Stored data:

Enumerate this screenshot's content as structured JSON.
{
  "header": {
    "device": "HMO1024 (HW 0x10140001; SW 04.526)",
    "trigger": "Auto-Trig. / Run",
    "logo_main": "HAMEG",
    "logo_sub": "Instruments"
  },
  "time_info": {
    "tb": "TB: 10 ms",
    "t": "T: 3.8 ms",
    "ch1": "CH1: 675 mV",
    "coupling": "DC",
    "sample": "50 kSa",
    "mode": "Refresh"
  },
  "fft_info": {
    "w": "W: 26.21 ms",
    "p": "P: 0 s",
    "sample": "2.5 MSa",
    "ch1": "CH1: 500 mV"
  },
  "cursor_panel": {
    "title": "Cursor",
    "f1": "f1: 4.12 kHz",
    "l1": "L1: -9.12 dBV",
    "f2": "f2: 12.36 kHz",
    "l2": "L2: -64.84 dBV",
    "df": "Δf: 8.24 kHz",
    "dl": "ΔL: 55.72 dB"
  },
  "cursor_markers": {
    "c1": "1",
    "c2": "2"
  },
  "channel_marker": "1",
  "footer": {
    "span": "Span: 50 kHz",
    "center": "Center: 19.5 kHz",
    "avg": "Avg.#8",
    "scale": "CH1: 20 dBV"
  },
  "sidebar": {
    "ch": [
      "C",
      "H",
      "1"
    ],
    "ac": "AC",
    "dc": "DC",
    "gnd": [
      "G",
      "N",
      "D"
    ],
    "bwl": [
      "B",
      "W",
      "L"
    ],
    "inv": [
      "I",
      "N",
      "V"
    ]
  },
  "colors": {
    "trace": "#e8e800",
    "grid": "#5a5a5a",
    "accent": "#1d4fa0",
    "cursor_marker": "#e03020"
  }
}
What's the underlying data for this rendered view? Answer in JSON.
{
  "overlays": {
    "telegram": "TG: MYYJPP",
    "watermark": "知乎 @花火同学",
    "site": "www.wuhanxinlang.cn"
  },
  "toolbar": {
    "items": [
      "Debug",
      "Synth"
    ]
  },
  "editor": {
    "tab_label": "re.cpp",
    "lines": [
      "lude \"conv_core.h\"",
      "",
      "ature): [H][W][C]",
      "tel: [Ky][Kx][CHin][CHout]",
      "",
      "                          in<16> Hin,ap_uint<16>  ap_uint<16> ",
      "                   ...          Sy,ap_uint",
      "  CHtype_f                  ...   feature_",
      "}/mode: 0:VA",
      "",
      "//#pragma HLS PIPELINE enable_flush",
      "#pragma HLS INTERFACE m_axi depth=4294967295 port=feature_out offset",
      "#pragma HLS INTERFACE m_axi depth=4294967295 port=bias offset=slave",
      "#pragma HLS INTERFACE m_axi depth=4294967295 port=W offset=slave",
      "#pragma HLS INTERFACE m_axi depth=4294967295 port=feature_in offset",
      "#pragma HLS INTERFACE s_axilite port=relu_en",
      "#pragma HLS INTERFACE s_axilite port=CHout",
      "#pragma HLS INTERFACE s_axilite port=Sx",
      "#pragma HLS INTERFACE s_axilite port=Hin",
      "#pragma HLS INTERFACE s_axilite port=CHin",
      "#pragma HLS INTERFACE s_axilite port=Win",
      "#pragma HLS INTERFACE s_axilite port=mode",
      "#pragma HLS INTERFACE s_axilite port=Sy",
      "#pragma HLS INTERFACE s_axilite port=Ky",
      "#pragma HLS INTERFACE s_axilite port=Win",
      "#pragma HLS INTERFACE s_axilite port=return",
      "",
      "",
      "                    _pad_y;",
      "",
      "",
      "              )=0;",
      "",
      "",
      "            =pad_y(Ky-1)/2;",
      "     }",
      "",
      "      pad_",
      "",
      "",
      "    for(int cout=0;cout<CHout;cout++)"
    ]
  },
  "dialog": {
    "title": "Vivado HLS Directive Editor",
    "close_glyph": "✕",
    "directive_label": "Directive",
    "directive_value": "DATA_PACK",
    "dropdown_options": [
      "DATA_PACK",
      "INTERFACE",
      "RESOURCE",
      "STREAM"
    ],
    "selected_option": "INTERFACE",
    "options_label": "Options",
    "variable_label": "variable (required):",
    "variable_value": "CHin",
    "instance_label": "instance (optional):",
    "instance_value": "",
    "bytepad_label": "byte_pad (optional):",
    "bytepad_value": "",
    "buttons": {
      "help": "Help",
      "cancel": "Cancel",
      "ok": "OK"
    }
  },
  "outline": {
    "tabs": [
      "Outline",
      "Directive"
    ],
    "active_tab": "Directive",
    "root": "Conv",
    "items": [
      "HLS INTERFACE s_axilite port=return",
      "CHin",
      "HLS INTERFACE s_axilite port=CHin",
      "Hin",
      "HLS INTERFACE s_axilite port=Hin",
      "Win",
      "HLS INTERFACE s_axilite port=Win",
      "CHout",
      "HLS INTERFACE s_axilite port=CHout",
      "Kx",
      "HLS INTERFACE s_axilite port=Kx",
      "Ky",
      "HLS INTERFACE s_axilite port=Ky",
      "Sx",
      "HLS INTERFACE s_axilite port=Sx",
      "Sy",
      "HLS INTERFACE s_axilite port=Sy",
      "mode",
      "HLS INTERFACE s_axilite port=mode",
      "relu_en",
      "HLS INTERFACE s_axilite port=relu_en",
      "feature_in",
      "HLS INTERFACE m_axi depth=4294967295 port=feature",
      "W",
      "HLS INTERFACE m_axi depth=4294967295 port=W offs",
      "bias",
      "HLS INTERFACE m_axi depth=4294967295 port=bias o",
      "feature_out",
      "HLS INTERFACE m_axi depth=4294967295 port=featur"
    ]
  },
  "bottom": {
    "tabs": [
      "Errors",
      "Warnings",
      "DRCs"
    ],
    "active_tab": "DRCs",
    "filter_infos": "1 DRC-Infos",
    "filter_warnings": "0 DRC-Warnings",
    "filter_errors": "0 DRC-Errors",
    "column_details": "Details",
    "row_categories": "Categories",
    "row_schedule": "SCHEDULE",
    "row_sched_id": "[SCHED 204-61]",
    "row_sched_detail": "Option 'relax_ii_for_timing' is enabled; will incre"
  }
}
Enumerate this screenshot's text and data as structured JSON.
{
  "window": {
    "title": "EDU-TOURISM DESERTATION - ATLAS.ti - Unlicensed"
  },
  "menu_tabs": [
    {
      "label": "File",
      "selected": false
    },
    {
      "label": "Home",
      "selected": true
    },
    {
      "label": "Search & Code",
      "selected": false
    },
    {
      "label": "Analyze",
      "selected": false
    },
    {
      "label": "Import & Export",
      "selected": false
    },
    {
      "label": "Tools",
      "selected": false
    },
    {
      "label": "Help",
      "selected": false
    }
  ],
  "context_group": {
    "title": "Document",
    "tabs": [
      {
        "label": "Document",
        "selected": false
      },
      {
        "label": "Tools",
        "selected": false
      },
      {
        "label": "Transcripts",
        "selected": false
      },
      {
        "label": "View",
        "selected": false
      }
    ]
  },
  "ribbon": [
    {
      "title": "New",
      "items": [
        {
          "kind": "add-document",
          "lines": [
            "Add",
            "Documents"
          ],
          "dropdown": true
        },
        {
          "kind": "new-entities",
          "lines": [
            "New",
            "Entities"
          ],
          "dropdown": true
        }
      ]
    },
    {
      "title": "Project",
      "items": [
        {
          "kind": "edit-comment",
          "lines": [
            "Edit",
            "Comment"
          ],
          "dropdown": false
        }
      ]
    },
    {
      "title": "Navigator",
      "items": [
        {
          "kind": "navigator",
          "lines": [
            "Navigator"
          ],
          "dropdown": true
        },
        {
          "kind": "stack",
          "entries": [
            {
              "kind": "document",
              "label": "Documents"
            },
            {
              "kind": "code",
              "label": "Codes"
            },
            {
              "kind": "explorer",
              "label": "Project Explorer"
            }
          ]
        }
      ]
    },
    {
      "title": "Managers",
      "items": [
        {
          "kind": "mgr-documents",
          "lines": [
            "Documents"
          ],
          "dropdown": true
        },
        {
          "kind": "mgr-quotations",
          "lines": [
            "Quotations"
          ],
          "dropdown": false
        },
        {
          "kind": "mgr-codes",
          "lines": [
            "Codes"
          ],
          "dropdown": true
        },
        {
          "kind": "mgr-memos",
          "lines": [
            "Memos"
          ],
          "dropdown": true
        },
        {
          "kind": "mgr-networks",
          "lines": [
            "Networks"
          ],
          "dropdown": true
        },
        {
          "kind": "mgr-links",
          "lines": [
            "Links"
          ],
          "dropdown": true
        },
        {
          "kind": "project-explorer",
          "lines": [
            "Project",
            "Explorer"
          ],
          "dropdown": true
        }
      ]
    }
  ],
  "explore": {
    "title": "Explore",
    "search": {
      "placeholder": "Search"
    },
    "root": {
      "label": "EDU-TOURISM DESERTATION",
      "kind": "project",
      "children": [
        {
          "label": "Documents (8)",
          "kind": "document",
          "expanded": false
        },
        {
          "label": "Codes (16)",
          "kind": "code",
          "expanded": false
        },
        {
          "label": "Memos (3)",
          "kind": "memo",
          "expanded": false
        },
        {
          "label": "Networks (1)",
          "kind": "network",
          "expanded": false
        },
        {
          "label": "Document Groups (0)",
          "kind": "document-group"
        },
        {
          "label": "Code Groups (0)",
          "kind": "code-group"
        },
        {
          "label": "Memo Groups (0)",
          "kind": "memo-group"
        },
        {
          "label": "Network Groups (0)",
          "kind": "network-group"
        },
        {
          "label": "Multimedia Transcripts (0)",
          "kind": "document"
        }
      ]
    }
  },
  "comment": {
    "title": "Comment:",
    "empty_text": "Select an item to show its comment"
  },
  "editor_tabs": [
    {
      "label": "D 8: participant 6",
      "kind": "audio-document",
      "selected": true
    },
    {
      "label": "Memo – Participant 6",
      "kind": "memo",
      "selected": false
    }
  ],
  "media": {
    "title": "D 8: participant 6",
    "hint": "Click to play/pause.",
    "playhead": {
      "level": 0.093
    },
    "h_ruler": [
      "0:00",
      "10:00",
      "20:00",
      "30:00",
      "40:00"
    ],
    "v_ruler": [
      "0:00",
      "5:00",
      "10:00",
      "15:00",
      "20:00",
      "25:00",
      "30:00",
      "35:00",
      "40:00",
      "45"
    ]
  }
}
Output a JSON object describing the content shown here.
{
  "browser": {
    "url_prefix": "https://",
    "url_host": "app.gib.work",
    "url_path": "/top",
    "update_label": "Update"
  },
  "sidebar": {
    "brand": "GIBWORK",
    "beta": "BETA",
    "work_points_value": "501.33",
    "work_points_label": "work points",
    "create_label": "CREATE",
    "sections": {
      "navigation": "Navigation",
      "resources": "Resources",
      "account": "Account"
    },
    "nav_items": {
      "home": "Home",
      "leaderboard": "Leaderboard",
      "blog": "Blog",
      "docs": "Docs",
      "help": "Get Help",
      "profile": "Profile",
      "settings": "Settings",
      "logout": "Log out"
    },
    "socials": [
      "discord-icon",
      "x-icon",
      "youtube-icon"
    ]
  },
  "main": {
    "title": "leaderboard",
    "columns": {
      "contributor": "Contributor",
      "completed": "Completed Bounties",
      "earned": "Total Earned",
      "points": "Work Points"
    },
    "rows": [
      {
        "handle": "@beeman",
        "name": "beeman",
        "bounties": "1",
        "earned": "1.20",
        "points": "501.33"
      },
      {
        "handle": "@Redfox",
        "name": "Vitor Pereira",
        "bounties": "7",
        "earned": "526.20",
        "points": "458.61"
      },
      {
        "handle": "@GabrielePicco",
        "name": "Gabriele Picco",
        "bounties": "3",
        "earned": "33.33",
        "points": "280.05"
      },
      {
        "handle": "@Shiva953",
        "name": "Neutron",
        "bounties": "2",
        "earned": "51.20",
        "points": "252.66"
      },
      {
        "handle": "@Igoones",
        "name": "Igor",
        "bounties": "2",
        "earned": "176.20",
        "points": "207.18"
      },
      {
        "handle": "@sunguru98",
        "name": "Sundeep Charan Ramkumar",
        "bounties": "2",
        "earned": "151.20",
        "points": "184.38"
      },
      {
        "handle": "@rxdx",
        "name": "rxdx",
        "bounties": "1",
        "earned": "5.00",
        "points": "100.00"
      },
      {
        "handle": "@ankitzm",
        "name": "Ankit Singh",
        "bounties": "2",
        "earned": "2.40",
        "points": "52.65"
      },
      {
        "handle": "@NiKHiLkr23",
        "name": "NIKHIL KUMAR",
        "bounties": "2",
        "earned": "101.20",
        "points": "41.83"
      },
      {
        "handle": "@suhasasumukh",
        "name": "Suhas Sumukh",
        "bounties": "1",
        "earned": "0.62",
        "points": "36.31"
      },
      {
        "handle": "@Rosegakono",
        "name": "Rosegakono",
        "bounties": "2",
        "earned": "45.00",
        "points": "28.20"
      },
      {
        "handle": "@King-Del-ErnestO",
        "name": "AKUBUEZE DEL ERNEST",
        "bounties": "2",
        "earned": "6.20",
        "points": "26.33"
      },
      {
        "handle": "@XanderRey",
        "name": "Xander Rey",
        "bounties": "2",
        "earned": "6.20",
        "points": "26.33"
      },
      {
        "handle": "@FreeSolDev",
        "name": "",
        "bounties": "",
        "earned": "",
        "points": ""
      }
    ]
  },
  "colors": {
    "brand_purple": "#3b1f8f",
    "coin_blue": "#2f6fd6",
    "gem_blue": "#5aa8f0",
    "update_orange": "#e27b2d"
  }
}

◆ **Required work**
Scan the data for the word "title" and copy every line where it shows up.

◆ **Answer to the exercise**
    "title": "Cursor",
    "title": "Vivado HLS Directive Editor",
    "title": "EDU-TOURISM DESERTATION - ATLAS.ti - Unlicensed"
    "title": "Document",
      "title": "New",
      "title": "Project",
      "title": "Navigator",
      "title": "Managers",
    "title": "Explore",
    "title": "Comment:",
    "title": "D 8: participant 6",
    "title": "leaderboard",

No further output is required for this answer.